Begin PROVIDED ENTRIES
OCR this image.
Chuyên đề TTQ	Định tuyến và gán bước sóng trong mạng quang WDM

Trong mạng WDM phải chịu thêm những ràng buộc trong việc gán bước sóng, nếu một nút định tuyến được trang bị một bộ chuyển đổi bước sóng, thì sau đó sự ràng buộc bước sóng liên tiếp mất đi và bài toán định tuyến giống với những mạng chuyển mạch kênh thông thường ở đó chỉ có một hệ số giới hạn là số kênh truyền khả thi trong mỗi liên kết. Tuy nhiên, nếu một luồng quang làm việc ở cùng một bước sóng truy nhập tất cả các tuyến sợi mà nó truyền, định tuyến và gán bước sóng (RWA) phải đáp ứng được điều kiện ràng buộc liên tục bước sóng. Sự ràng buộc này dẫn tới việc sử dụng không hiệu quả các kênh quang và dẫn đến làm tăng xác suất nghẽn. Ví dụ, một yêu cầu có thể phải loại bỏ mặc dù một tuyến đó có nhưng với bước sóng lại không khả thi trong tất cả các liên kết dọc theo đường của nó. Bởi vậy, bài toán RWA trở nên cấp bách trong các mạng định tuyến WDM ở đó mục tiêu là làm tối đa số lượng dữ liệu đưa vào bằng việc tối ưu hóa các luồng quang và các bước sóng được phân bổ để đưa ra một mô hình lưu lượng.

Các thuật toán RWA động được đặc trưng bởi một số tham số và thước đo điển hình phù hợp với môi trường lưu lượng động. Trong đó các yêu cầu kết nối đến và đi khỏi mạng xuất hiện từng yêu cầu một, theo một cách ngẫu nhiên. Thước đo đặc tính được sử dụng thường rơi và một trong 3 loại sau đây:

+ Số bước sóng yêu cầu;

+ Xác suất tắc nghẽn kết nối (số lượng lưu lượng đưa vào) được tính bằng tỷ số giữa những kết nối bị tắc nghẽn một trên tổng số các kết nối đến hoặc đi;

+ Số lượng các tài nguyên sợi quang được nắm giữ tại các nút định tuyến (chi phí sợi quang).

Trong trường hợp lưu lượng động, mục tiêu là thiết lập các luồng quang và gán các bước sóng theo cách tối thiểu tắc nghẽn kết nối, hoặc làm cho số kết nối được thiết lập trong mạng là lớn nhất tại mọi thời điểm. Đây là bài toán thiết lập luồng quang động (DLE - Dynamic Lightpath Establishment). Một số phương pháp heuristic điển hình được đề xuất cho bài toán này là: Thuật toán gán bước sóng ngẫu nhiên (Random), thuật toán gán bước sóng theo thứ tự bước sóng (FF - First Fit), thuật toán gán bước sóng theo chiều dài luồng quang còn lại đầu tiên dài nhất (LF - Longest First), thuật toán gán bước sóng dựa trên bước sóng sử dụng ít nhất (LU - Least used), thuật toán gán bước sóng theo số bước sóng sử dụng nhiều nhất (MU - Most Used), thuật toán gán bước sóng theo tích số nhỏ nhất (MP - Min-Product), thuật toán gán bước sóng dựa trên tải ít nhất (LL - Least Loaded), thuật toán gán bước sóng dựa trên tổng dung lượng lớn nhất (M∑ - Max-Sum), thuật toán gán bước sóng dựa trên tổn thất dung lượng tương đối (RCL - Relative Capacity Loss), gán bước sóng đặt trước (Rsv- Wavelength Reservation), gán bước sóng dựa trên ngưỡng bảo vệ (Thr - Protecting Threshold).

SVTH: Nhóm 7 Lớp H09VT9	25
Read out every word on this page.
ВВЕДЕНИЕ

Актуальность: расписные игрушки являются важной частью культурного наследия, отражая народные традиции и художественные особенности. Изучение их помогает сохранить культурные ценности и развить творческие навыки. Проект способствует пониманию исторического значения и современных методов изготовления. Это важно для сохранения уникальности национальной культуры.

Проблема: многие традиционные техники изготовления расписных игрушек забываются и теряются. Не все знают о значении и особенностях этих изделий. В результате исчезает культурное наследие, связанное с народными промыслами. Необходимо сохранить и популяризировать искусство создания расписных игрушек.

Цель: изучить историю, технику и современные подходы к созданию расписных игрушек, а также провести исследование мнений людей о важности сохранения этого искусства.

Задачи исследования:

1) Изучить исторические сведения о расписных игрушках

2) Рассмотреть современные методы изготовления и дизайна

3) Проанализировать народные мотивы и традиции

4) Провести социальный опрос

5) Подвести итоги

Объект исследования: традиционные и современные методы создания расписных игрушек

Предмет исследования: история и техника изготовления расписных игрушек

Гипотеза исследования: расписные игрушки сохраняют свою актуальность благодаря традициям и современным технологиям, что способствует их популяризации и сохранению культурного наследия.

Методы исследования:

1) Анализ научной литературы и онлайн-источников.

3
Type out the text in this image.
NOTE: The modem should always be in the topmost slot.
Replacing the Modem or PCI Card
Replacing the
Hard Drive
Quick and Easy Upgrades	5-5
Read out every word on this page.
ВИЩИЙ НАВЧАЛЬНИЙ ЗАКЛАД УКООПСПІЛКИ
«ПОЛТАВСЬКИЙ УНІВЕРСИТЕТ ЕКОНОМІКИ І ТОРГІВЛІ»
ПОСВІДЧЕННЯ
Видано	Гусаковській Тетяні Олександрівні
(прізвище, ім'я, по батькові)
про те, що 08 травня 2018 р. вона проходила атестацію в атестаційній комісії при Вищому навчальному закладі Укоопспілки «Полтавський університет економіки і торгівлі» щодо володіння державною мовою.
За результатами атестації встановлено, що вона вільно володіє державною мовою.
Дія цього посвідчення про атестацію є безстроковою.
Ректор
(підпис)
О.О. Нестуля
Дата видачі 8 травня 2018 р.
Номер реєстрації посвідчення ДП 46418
End PROVIDED ENTRIES
# REQUEST
Retype the records in full. Keep every line identical to the original.

# RESULT FOR THIS TASK
OCR this image.
Chuyên đề TTQ	Định tuyến và gán bước sóng trong mạng quang WDM

Trong mạng WDM phải chịu thêm những ràng buộc trong việc gán bước sóng, nếu một nút định tuyến được trang bị một bộ chuyển đổi bước sóng, thì sau đó sự ràng buộc bước sóng liên tiếp mất đi và bài toán định tuyến giống với những mạng chuyển mạch kênh thông thường ở đó chỉ có một hệ số giới hạn là số kênh truyền khả thi trong mỗi liên kết. Tuy nhiên, nếu một luồng quang làm việc ở cùng một bước sóng truy nhập tất cả các tuyến sợi mà nó truyền, định tuyến và gán bước sóng (RWA) phải đáp ứng được điều kiện ràng buộc liên tục bước sóng. Sự ràng buộc này dẫn tới việc sử dụng không hiệu quả các kênh quang và dẫn đến làm tăng xác suất nghẽn. Ví dụ, một yêu cầu có thể phải loại bỏ mặc dù một tuyến đó có nhưng với bước sóng lại không khả thi trong tất cả các liên kết dọc theo đường của nó. Bởi vậy, bài toán RWA trở nên cấp bách trong các mạng định tuyến WDM ở đó mục tiêu là làm tối đa số lượng dữ liệu đưa vào bằng việc tối ưu hóa các luồng quang và các bước sóng được phân bổ để đưa ra một mô hình lưu lượng.

Các thuật toán RWA động được đặc trưng bởi một số tham số và thước đo điển hình phù hợp với môi trường lưu lượng động. Trong đó các yêu cầu kết nối đến và đi khỏi mạng xuất hiện từng yêu cầu một, theo một cách ngẫu nhiên. Thước đo đặc tính được sử dụng thường rơi và một trong 3 loại sau đây:

+ Số bước sóng yêu cầu;

+ Xác suất tắc nghẽn kết nối (số lượng lưu lượng đưa vào) được tính bằng tỷ số giữa những kết nối bị tắc nghẽn một trên tổng số các kết nối đến hoặc đi;

+ Số lượng các tài nguyên sợi quang được nắm giữ tại các nút định tuyến (chi phí sợi quang).

Trong trường hợp lưu lượng động, mục tiêu là thiết lập các luồng quang và gán các bước sóng theo cách tối thiểu tắc nghẽn kết nối, hoặc làm cho số kết nối được thiết lập trong mạng là lớn nhất tại mọi thời điểm. Đây là bài toán thiết lập luồng quang động (DLE - Dynamic Lightpath Establishment). Một số phương pháp heuristic điển hình được đề xuất cho bài toán này là: Thuật toán gán bước sóng ngẫu nhiên (Random), thuật toán gán bước sóng theo thứ tự bước sóng (FF - First Fit), thuật toán gán bước sóng theo chiều dài luồng quang còn lại đầu tiên dài nhất (LF - Longest First), thuật toán gán bước sóng dựa trên bước sóng sử dụng ít nhất (LU - Least used), thuật toán gán bước sóng theo số bước sóng sử dụng nhiều nhất (MU - Most Used), thuật toán gán bước sóng theo tích số nhỏ nhất (MP - Min-Product), thuật toán gán bước sóng dựa trên tải ít nhất (LL - Least Loaded), thuật toán gán bước sóng dựa trên tổng dung lượng lớn nhất (M∑ - Max-Sum), thuật toán gán bước sóng dựa trên tổn thất dung lượng tương đối (RCL - Relative Capacity Loss), gán bước sóng đặt trước (Rsv- Wavelength Reservation), gán bước sóng dựa trên ngưỡng bảo vệ (Thr - Protecting Threshold).

SVTH: Nhóm 7 Lớp H09VT9	25
Read out every word on this page.
ВВЕДЕНИЕ

Актуальность: расписные игрушки являются важной частью культурного наследия, отражая народные традиции и художественные особенности. Изучение их помогает сохранить культурные ценности и развить творческие навыки. Проект способствует пониманию исторического значения и современных методов изготовления. Это важно для сохранения уникальности национальной культуры.

Проблема: многие традиционные техники изготовления расписных игрушек забываются и теряются. Не все знают о значении и особенностях этих изделий. В результате исчезает культурное наследие, связанное с народными промыслами. Необходимо сохранить и популяризировать искусство создания расписных игрушек.

Цель: изучить историю, технику и современные подходы к созданию расписных игрушек, а также провести исследование мнений людей о важности сохранения этого искусства.

Задачи исследования:

1) Изучить исторические сведения о расписных игрушках

2) Рассмотреть современные методы изготовления и дизайна

3) Проанализировать народные мотивы и традиции

4) Провести социальный опрос

5) Подвести итоги

Объект исследования: традиционные и современные методы создания расписных игрушек

Предмет исследования: история и техника изготовления расписных игрушек

Гипотеза исследования: расписные игрушки сохраняют свою актуальность благодаря традициям и современным технологиям, что способствует их популяризации и сохранению культурного наследия.

Методы исследования:

1) Анализ научной литературы и онлайн-источников.

3
Type out the text in this image.
NOTE: The modem should always be in the topmost slot.
Replacing the Modem or PCI Card
Replacing the
Hard Drive
Quick and Easy Upgrades	5-5
Read out every word on this page.
ВИЩИЙ НАВЧАЛЬНИЙ ЗАКЛАД УКООПСПІЛКИ
«ПОЛТАВСЬКИЙ УНІВЕРСИТЕТ ЕКОНОМІКИ І ТОРГІВЛІ»
ПОСВІДЧЕННЯ
Видано	Гусаковській Тетяні Олександрівні
(прізвище, ім'я, по батькові)
про те, що 08 травня 2018 р. вона проходила атестацію в атестаційній комісії при Вищому навчальному закладі Укоопспілки «Полтавський університет економіки і торгівлі» щодо володіння державною мовою.
За результатами атестації встановлено, що вона вільно володіє державною мовою.
Дія цього посвідчення про атестацію є безстроковою.
Ректор
(підпис)
О.О. Нестуля
Дата видачі 8 травня 2018 р.
Номер реєстрації посвідчення ДП 46418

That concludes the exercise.